Task goal
Note each line where "Congresses" appears, and copy it.
— Begin Dataset —
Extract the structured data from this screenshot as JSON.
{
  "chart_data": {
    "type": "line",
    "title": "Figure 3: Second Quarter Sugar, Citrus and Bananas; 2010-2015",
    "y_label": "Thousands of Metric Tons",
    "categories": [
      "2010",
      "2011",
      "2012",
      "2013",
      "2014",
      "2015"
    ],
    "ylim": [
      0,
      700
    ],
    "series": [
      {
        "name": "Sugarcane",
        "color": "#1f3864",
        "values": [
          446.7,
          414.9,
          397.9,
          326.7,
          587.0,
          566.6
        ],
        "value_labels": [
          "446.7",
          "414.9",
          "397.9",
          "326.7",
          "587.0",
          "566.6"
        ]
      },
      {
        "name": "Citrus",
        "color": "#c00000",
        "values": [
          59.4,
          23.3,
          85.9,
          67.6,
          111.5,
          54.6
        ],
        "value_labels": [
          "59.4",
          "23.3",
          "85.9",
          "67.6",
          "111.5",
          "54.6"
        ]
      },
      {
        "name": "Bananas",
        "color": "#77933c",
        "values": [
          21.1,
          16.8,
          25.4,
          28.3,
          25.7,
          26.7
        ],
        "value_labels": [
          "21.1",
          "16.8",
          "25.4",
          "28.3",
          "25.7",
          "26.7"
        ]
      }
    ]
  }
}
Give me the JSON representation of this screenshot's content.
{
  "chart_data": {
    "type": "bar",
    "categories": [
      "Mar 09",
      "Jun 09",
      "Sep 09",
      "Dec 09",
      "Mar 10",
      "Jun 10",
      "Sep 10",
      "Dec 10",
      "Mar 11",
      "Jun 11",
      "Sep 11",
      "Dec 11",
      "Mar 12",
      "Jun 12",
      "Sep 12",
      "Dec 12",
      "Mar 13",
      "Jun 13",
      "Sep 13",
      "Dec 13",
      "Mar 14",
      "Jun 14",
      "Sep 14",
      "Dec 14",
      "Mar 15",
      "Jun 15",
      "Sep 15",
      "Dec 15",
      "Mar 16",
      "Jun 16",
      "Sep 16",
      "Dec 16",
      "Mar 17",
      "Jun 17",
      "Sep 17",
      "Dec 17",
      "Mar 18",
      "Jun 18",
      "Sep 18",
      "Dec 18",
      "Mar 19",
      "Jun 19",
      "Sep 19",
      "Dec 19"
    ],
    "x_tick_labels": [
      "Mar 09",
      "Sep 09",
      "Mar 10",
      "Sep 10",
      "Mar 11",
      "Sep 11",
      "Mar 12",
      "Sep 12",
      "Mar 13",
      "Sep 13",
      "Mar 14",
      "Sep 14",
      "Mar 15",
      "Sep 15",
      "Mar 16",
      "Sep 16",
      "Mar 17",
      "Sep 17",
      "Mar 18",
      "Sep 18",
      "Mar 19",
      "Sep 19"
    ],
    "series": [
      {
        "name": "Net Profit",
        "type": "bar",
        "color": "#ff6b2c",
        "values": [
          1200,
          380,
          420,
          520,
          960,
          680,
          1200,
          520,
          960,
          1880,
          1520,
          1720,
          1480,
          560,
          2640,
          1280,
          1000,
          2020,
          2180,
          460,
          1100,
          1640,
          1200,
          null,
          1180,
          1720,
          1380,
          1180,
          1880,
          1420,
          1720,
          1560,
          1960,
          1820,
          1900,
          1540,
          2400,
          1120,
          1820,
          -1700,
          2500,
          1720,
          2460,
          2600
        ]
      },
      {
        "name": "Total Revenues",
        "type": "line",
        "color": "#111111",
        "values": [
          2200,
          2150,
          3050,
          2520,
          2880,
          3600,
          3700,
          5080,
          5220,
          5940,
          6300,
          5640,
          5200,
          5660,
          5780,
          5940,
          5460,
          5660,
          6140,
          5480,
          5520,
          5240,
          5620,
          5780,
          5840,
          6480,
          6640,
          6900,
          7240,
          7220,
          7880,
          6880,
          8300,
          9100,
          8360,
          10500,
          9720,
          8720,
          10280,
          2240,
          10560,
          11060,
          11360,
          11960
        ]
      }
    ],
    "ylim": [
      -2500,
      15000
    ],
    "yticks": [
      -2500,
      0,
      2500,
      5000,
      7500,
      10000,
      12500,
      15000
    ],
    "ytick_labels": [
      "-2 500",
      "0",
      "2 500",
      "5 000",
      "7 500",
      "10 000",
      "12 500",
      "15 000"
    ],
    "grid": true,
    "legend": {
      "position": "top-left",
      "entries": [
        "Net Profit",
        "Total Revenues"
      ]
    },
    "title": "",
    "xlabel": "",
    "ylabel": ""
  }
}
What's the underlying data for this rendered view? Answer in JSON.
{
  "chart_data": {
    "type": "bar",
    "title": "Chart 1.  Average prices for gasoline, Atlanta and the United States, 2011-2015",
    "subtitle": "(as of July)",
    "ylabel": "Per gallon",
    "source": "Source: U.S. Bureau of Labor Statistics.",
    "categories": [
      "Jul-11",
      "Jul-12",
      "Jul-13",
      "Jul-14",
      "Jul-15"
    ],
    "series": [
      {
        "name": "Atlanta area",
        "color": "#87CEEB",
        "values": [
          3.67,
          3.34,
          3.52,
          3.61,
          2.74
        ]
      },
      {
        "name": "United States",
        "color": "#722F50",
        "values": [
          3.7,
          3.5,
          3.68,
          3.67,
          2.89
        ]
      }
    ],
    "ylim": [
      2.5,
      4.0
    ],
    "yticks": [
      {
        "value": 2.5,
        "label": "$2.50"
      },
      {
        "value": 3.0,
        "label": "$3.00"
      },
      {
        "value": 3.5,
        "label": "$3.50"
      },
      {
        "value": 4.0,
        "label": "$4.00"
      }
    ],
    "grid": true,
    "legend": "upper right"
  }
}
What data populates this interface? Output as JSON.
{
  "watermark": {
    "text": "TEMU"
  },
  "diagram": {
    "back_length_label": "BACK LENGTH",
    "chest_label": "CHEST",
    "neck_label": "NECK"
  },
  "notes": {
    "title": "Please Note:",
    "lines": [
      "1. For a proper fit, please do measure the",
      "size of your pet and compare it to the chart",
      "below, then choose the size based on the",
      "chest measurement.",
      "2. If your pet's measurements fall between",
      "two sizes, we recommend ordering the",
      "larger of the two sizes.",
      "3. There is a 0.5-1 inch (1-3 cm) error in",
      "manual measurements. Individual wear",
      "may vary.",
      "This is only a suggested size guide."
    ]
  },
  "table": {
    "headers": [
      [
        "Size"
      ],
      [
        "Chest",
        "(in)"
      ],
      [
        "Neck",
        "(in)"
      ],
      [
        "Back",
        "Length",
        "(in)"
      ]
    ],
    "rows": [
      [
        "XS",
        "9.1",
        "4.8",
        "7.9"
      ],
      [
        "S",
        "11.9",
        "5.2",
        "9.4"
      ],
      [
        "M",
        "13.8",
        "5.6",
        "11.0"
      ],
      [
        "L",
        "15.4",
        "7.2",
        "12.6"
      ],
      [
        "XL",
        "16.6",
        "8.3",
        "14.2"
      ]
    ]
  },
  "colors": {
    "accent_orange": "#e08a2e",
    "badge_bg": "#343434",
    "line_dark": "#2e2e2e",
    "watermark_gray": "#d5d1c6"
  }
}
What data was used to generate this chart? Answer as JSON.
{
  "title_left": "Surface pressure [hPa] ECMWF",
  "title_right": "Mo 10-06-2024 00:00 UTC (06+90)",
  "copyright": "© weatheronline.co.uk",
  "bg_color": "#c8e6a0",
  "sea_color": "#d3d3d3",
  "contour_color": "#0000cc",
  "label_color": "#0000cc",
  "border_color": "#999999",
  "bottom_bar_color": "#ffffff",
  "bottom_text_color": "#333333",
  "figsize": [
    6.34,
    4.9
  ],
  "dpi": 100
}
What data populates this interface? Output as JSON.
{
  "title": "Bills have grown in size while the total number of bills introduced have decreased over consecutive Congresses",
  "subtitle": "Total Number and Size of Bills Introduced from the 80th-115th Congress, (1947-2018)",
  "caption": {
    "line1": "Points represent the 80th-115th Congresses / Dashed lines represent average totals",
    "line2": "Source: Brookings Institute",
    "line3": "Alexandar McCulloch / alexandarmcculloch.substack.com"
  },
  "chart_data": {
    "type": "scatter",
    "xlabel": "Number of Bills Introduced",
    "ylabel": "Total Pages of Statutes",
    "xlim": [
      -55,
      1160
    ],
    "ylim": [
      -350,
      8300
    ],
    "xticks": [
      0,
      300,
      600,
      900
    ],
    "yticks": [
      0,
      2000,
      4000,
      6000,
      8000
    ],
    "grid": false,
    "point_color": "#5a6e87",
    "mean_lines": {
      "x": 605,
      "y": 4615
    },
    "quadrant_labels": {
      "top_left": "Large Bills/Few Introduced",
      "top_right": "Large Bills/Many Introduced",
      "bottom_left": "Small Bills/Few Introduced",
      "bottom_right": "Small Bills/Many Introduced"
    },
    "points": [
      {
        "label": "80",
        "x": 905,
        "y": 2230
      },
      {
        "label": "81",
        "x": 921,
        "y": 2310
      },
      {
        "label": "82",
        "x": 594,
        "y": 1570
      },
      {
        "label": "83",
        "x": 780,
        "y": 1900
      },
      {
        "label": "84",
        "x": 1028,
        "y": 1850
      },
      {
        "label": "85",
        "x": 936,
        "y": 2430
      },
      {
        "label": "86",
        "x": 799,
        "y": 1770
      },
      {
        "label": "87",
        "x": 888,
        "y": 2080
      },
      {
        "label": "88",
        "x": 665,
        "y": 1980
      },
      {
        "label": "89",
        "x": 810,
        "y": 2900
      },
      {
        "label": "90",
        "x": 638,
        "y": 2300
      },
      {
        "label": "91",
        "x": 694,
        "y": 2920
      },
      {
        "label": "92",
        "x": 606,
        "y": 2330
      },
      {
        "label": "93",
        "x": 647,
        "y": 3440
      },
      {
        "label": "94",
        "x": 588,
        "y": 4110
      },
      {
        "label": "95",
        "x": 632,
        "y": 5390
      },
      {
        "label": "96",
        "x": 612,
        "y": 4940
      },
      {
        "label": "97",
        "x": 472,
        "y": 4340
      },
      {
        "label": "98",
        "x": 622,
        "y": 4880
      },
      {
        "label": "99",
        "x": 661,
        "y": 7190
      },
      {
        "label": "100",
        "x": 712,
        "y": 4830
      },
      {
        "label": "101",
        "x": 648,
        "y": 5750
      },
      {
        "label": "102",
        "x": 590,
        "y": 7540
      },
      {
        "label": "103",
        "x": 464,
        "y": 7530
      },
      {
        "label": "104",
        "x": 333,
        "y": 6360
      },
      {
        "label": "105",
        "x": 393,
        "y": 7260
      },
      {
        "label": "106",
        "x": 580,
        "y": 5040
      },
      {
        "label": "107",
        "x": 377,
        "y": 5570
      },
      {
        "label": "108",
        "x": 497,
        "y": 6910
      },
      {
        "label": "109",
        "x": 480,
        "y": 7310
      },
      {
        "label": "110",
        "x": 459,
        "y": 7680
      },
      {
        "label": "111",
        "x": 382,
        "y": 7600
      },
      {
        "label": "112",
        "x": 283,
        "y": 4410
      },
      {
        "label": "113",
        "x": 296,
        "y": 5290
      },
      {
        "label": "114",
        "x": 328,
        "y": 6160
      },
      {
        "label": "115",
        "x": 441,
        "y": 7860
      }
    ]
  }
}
— End Dataset —
Written response
  "title": "Bills have grown in size while the total number of bills introduced have decreased over consecutive Congresses",
    "line1": "Points represent the 80th-115th Congresses / Dashed lines represent average totals",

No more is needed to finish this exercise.